┌─ Stored rows
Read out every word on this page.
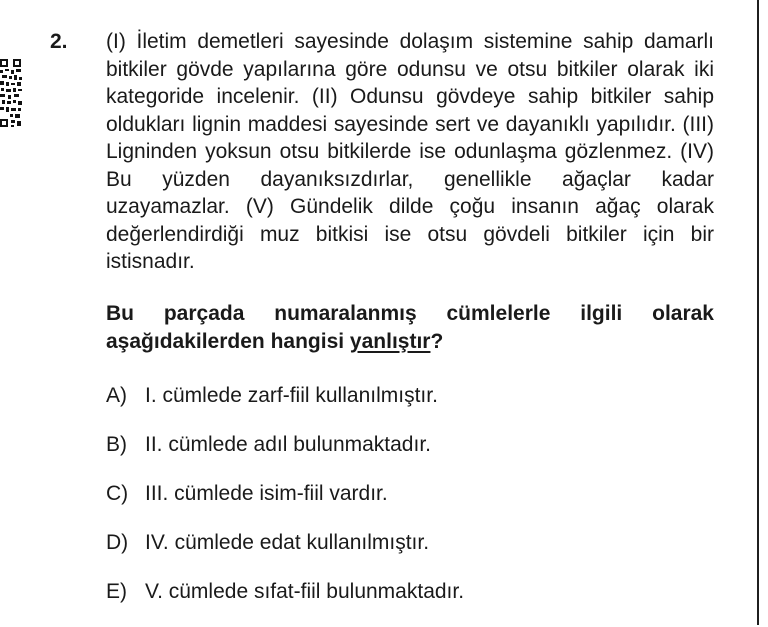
2. (I) İletim demetleri sayesinde dolaşım sistemine sahip damarlı bitkiler gövde yapılarına göre odunsu ve otsu bitkiler olarak iki kategoride incelenir. (II) Odunsu gövdeye sahip bitkiler sahip oldukları lignin maddesi sayesinde sert ve dayanıklı yapılıdır. (III) Ligninden yoksun otsu bitkilerde ise odunlaşma gözlenmez. (IV) Bu yüzden dayanıksızdırlar, genellikle ağaçlar kadar uzayamazlar. (V) Gündelik dilde çoğu insanın ağaç olarak değerlendirdiği muz bitkisi ise otsu gövdeli bitkiler için bir istisnadır.

Bu parçada numaralanmış cümlelerle ilgili olarak aşağıdakilerden hangisi yanlıştır?

A) I. cümlede zarf-fiil kullanılmıştır.
B) II. cümlede adıl bulunmaktadır.
C) III. cümlede isim-fiil vardır.
D) IV. cümlede edat kullanılmıştır.
E) V. cümlede sıfat-fiil bulunmaktadır.
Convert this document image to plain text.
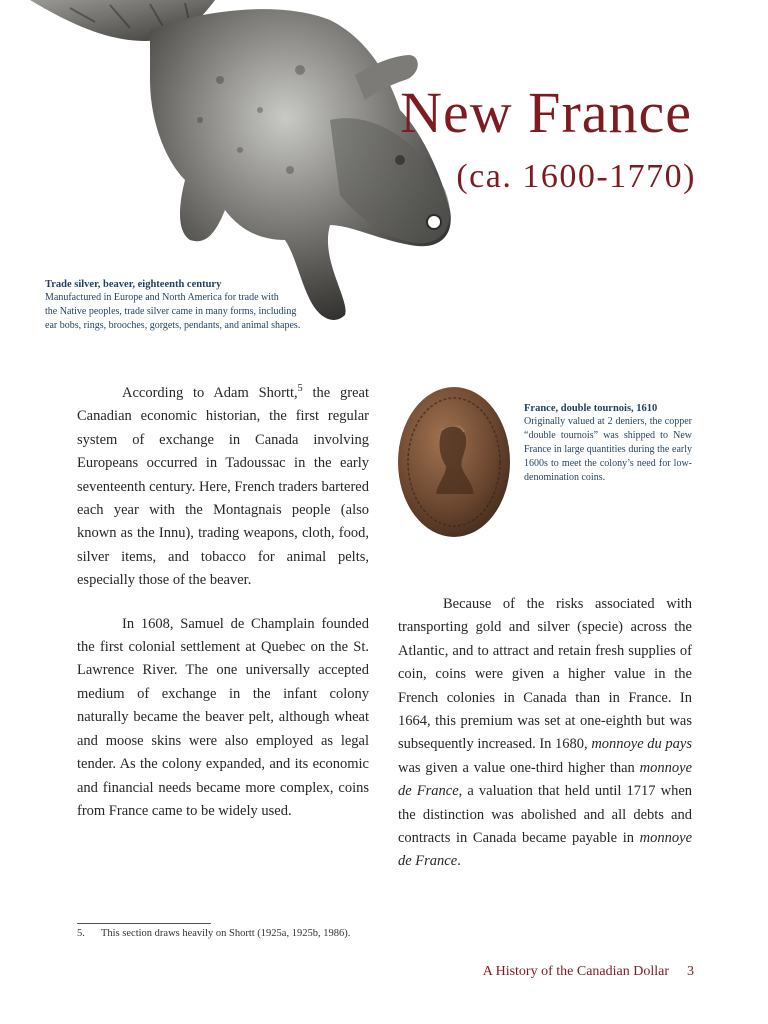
New France
(ca. 1600-1770)
Trade silver, beaver, eighteenth century
Manufactured in Europe and North America for trade with
the Native peoples, trade silver came in many forms, including
ear bobs, rings, brooches, gorgets, pendants, and animal shapes.
France, double tournois, 1610
Originally valued at 2 deniers, the copper “double tournois” was shipped to New France in large quantities during the early 1600s to meet the colony’s need for low-denomination coins.

According to Adam Shortt,$^5$ the great Canadian economic historian, the first regular system of exchange in Canada involving Europeans occurred in Tadoussac in the early seventeenth century. Here, French traders bartered each year with the Montagnais people (also known as the Innu), trading weapons, cloth, food, silver items, and tobacco for animal pelts, especially those of the beaver.

In 1608, Samuel de Champlain founded the first colonial settlement at Quebec on the St. Lawrence River. The one universally accepted medium of exchange in the infant colony naturally became the beaver pelt, although wheat and moose skins were also employed as legal tender. As the colony expanded, and its economic and financial needs became more complex, coins from France came to be widely used.

Because of the risks associated with transporting gold and silver (specie) across the Atlantic, and to attract and retain fresh supplies of coin, coins were given a higher value in the French colonies in Canada than in France. In 1664, this premium was set at one-eighth but was subsequently increased. In 1680, monnoye du pays was given a value one-third higher than monnoye de France, a valuation that held until 1717 when the distinction was abolished and all debts and contracts in Canada became payable in monnoye de France.

5. This section draws heavily on Shortt (1925a, 1925b, 1986).
A History of the Canadian Dollar 3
└─
Scan the material above. Copy each line where "cümlede" occurs.

A) I. cümlede zarf-fiil kullanılmıştır.
B) II. cümlede adıl bulunmaktadır.
C) III. cümlede isim-fiil vardır.
D) IV. cümlede edat kullanılmıştır.
E) V. cümlede sıfat-fiil bulunmaktadır.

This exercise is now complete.